=== SUPPLIED RECORDS ===

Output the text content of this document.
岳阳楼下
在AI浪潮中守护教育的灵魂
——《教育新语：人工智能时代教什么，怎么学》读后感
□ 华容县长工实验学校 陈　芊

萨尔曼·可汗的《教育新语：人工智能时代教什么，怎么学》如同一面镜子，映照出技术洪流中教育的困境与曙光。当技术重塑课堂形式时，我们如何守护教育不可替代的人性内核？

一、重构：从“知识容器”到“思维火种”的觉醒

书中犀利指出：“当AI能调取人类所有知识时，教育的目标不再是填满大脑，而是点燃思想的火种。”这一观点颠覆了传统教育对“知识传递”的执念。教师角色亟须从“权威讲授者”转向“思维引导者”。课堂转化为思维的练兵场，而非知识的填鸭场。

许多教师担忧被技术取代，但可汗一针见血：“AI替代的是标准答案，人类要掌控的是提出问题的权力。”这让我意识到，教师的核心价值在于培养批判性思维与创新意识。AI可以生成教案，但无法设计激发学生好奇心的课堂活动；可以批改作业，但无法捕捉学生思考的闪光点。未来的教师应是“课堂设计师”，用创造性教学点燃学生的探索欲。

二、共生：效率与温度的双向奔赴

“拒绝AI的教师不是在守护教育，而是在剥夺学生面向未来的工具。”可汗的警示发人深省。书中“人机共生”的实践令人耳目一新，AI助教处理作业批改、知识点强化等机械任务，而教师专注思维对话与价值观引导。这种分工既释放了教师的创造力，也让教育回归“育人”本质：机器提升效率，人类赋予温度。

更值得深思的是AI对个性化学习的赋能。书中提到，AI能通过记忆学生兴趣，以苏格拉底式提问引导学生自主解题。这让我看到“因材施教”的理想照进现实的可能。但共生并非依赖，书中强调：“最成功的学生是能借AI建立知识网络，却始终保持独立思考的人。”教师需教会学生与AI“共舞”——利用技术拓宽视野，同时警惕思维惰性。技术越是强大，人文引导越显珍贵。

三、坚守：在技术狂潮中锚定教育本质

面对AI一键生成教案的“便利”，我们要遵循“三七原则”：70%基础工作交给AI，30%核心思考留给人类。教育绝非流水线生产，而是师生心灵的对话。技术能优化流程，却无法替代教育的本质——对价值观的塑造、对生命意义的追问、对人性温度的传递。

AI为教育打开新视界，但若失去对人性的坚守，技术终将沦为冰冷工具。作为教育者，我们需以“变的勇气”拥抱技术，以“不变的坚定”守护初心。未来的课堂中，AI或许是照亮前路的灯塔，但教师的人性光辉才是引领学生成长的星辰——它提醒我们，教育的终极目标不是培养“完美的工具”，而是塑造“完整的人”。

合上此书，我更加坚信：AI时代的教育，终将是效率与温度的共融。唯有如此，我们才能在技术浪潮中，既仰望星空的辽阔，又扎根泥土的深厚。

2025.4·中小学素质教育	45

===

--- WHAT THIS TASK INVOLVES ---
Take the listing above and set it down exactly.

--- RESULT OF THIS TASK ---
Output the text content of this document.
岳阳楼下
在AI浪潮中守护教育的灵魂
——《教育新语：人工智能时代教什么，怎么学》读后感
□ 华容县长工实验学校 陈　芊

萨尔曼·可汗的《教育新语：人工智能时代教什么，怎么学》如同一面镜子，映照出技术洪流中教育的困境与曙光。当技术重塑课堂形式时，我们如何守护教育不可替代的人性内核？

一、重构：从“知识容器”到“思维火种”的觉醒

书中犀利指出：“当AI能调取人类所有知识时，教育的目标不再是填满大脑，而是点燃思想的火种。”这一观点颠覆了传统教育对“知识传递”的执念。教师角色亟须从“权威讲授者”转向“思维引导者”。课堂转化为思维的练兵场，而非知识的填鸭场。

许多教师担忧被技术取代，但可汗一针见血：“AI替代的是标准答案，人类要掌控的是提出问题的权力。”这让我意识到，教师的核心价值在于培养批判性思维与创新意识。AI可以生成教案，但无法设计激发学生好奇心的课堂活动；可以批改作业，但无法捕捉学生思考的闪光点。未来的教师应是“课堂设计师”，用创造性教学点燃学生的探索欲。

二、共生：效率与温度的双向奔赴

“拒绝AI的教师不是在守护教育，而是在剥夺学生面向未来的工具。”可汗的警示发人深省。书中“人机共生”的实践令人耳目一新，AI助教处理作业批改、知识点强化等机械任务，而教师专注思维对话与价值观引导。这种分工既释放了教师的创造力，也让教育回归“育人”本质：机器提升效率，人类赋予温度。

更值得深思的是AI对个性化学习的赋能。书中提到，AI能通过记忆学生兴趣，以苏格拉底式提问引导学生自主解题。这让我看到“因材施教”的理想照进现实的可能。但共生并非依赖，书中强调：“最成功的学生是能借AI建立知识网络，却始终保持独立思考的人。”教师需教会学生与AI“共舞”——利用技术拓宽视野，同时警惕思维惰性。技术越是强大，人文引导越显珍贵。

三、坚守：在技术狂潮中锚定教育本质

面对AI一键生成教案的“便利”，我们要遵循“三七原则”：70%基础工作交给AI，30%核心思考留给人类。教育绝非流水线生产，而是师生心灵的对话。技术能优化流程，却无法替代教育的本质——对价值观的塑造、对生命意义的追问、对人性温度的传递。

AI为教育打开新视界，但若失去对人性的坚守，技术终将沦为冰冷工具。作为教育者，我们需以“变的勇气”拥抱技术，以“不变的坚定”守护初心。未来的课堂中，AI或许是照亮前路的灯塔，但教师的人性光辉才是引领学生成长的星辰——它提醒我们，教育的终极目标不是培养“完美的工具”，而是塑造“完整的人”。

合上此书，我更加坚信：AI时代的教育，终将是效率与温度的共融。唯有如此，我们才能在技术浪潮中，既仰望星空的辽阔，又扎根泥土的深厚。

2025.4·中小学素质教育	45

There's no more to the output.